[Set problem] Answer with nothing but the number of lines that include the word "lean".
---------- Entries supplied
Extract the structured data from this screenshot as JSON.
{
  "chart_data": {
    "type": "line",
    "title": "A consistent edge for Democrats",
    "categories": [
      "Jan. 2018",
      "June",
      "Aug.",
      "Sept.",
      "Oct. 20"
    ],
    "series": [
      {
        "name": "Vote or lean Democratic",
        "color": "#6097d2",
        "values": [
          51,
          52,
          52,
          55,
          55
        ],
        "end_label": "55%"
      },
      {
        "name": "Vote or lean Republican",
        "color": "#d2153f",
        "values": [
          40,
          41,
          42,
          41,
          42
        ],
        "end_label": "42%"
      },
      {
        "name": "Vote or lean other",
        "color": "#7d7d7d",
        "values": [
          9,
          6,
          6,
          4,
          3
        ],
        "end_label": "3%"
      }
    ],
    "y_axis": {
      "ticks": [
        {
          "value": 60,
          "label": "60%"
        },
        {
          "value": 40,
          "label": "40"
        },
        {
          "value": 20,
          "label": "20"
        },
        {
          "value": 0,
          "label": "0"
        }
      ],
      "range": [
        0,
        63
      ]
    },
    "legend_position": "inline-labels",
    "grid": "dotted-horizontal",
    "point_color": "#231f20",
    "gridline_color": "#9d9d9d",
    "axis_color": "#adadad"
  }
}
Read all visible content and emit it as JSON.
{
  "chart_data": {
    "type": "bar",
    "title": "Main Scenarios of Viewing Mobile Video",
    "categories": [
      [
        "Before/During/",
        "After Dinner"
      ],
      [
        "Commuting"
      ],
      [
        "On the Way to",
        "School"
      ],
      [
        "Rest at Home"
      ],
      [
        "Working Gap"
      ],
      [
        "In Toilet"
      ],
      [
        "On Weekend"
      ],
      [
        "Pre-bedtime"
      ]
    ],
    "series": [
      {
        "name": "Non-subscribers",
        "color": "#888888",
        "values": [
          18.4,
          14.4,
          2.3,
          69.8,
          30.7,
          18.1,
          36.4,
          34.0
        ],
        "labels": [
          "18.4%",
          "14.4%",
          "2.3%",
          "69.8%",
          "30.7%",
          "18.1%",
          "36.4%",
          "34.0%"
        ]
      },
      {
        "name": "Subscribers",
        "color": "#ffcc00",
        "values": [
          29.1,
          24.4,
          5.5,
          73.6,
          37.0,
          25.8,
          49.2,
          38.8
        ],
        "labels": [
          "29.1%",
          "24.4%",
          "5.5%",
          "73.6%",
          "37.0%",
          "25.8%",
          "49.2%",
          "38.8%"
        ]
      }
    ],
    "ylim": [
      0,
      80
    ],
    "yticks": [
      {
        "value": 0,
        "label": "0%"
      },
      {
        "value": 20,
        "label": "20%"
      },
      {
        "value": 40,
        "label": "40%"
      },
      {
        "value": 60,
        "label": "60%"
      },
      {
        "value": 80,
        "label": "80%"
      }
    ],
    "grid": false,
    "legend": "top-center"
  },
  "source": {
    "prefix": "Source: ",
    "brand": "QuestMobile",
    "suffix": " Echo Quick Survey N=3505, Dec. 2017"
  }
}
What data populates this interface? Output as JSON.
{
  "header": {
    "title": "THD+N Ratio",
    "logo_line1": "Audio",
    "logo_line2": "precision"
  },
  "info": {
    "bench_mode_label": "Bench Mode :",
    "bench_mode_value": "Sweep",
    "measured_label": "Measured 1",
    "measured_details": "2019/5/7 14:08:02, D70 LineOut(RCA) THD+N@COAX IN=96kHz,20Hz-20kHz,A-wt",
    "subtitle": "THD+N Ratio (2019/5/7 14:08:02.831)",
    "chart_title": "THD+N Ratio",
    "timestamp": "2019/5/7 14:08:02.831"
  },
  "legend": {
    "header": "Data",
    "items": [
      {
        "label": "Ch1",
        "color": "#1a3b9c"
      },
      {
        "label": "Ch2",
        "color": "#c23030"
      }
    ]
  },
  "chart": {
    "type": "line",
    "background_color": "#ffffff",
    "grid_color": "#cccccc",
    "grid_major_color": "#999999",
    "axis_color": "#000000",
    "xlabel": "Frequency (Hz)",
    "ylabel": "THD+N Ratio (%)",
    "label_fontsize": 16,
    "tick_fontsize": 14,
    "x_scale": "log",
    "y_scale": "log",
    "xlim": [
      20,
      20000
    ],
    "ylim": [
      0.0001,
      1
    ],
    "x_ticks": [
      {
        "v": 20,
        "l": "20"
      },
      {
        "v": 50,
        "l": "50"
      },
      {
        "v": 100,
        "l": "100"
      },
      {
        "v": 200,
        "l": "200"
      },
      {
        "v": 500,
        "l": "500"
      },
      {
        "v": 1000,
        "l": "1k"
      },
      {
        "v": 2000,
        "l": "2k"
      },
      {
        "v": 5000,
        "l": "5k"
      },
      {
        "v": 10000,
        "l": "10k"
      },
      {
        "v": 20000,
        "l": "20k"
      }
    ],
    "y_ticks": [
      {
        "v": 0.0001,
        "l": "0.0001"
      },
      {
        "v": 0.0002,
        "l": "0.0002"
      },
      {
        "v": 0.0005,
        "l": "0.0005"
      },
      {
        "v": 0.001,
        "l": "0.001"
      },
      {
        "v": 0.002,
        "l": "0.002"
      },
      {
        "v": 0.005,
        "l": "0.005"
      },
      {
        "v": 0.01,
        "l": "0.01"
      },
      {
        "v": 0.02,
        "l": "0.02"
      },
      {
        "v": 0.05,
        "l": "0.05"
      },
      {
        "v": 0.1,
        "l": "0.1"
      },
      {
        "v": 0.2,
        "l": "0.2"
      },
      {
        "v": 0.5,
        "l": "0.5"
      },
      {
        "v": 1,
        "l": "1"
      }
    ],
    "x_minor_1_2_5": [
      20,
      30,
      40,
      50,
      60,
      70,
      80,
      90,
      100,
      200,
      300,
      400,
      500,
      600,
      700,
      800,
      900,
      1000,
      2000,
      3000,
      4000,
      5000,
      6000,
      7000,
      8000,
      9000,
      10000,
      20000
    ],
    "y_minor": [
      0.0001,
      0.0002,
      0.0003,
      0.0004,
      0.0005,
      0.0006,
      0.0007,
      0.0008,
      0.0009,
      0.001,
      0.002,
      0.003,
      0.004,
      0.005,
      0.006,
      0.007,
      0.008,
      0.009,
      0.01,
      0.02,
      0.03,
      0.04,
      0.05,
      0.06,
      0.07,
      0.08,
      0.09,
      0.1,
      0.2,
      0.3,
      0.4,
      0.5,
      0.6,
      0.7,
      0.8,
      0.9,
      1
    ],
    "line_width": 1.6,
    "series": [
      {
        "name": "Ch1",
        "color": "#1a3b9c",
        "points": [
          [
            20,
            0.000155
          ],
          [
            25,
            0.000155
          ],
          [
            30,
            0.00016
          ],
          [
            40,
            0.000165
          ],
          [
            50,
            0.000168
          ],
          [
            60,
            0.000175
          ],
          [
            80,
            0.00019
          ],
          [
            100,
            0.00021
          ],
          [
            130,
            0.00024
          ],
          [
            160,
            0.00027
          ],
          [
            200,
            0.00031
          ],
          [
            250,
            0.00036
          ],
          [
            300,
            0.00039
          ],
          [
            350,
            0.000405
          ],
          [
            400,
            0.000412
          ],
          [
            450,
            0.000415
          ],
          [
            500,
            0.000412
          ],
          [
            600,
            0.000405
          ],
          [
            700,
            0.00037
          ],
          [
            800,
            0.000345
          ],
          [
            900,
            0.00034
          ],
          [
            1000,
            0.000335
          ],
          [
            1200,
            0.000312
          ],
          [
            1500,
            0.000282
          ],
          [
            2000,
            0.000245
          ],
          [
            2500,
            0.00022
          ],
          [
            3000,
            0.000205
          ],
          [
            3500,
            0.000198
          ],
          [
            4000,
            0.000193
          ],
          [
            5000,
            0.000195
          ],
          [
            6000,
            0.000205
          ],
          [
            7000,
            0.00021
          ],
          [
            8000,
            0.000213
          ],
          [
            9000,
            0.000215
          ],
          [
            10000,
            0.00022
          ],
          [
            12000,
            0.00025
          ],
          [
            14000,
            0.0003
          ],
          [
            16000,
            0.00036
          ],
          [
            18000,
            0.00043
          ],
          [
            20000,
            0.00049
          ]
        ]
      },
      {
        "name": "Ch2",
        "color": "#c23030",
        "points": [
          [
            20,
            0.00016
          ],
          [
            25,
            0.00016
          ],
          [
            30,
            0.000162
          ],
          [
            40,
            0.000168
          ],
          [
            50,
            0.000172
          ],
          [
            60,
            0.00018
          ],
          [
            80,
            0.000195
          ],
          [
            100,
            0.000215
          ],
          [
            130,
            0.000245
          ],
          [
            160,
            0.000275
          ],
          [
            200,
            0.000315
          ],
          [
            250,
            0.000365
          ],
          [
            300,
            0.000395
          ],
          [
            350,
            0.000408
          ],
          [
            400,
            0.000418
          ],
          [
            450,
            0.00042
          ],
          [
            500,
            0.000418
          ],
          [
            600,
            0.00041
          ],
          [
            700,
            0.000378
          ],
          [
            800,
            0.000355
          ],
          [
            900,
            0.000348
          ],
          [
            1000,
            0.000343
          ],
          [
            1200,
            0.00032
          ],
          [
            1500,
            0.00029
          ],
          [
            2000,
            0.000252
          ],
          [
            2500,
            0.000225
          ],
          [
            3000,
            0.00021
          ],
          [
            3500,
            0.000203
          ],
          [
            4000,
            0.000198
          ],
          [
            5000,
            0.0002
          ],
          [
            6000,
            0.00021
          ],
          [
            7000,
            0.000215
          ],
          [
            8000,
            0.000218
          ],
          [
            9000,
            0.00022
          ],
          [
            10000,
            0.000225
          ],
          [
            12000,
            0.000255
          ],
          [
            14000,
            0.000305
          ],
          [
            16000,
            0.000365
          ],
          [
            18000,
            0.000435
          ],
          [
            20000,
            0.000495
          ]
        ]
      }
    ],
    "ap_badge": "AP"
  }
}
--------------------
[In response] 3